What is asked —
Each entry below is to be written out exactly, and the pictures are to be left out.

Dataset content —
## Start
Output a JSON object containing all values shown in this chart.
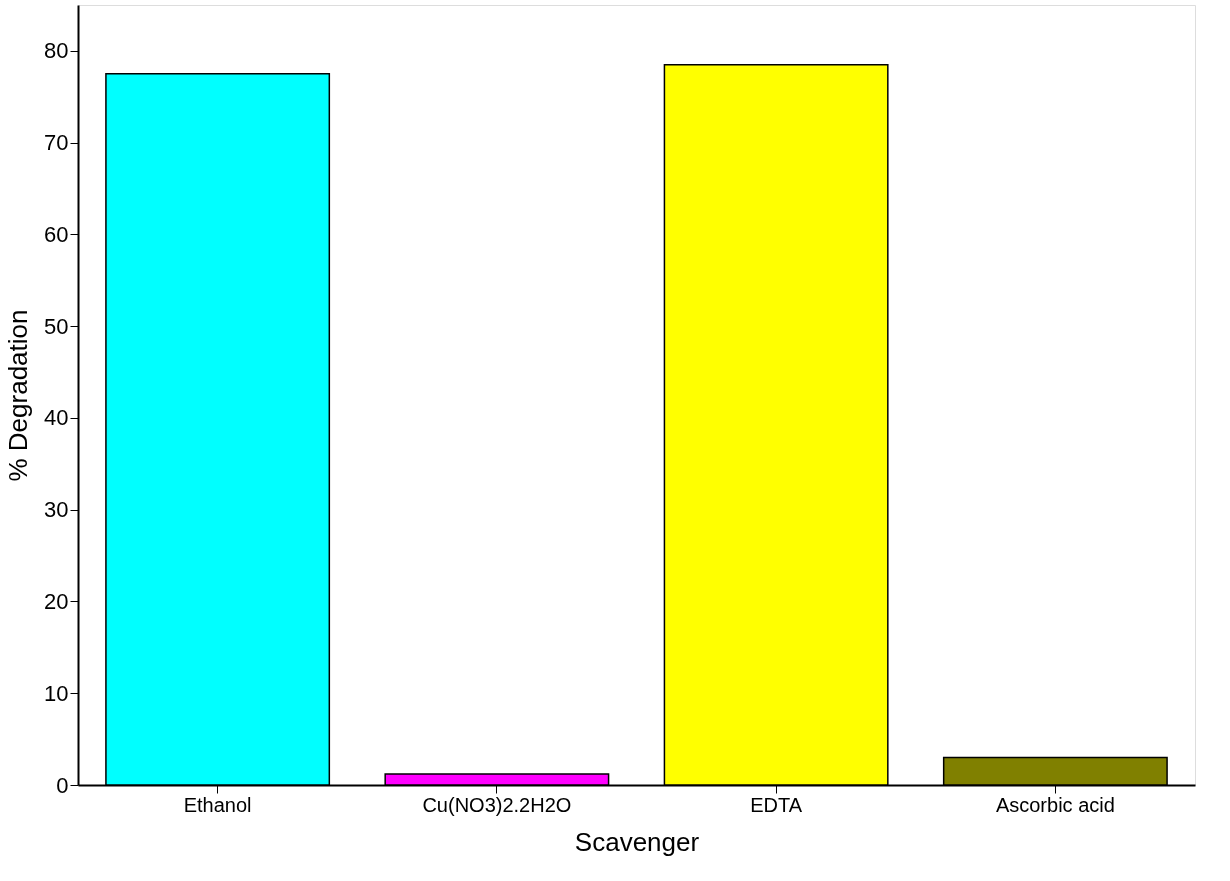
{
  "chart_data": {
    "type": "bar",
    "xlabel": "Scavenger",
    "ylabel": "% Degradation",
    "categories": [
      "Ethanol",
      "Cu(NO3)2.2H2O",
      "EDTA",
      "Ascorbic acid"
    ],
    "values": [
      77.5,
      1.2,
      78.5,
      3
    ],
    "colors": [
      "#00ffff",
      "#ff00ff",
      "#ffff00",
      "#808000"
    ],
    "ylim": [
      0,
      85
    ],
    "yticks": [
      0,
      10,
      20,
      30,
      40,
      50,
      60,
      70,
      80
    ],
    "grid": false,
    "legend": false
  }
}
## End
Correct result —
Output a JSON object containing all values shown in this chart.
{
  "chart_data": {
    "type": "bar",
    "xlabel": "Scavenger",
    "ylabel": "% Degradation",
    "categories": [
      "Ethanol",
      "Cu(NO3)2.2H2O",
      "EDTA",
      "Ascorbic acid"
    ],
    "values": [
      77.5,
      1.2,
      78.5,
      3
    ],
    "colors": [
      "#00ffff",
      "#ff00ff",
      "#ffff00",
      "#808000"
    ],
    "ylim": [
      0,
      85
    ],
    "yticks": [
      0,
      10,
      20,
      30,
      40,
      50,
      60,
      70,
      80
    ],
    "grid": false,
    "legend": false
  }
}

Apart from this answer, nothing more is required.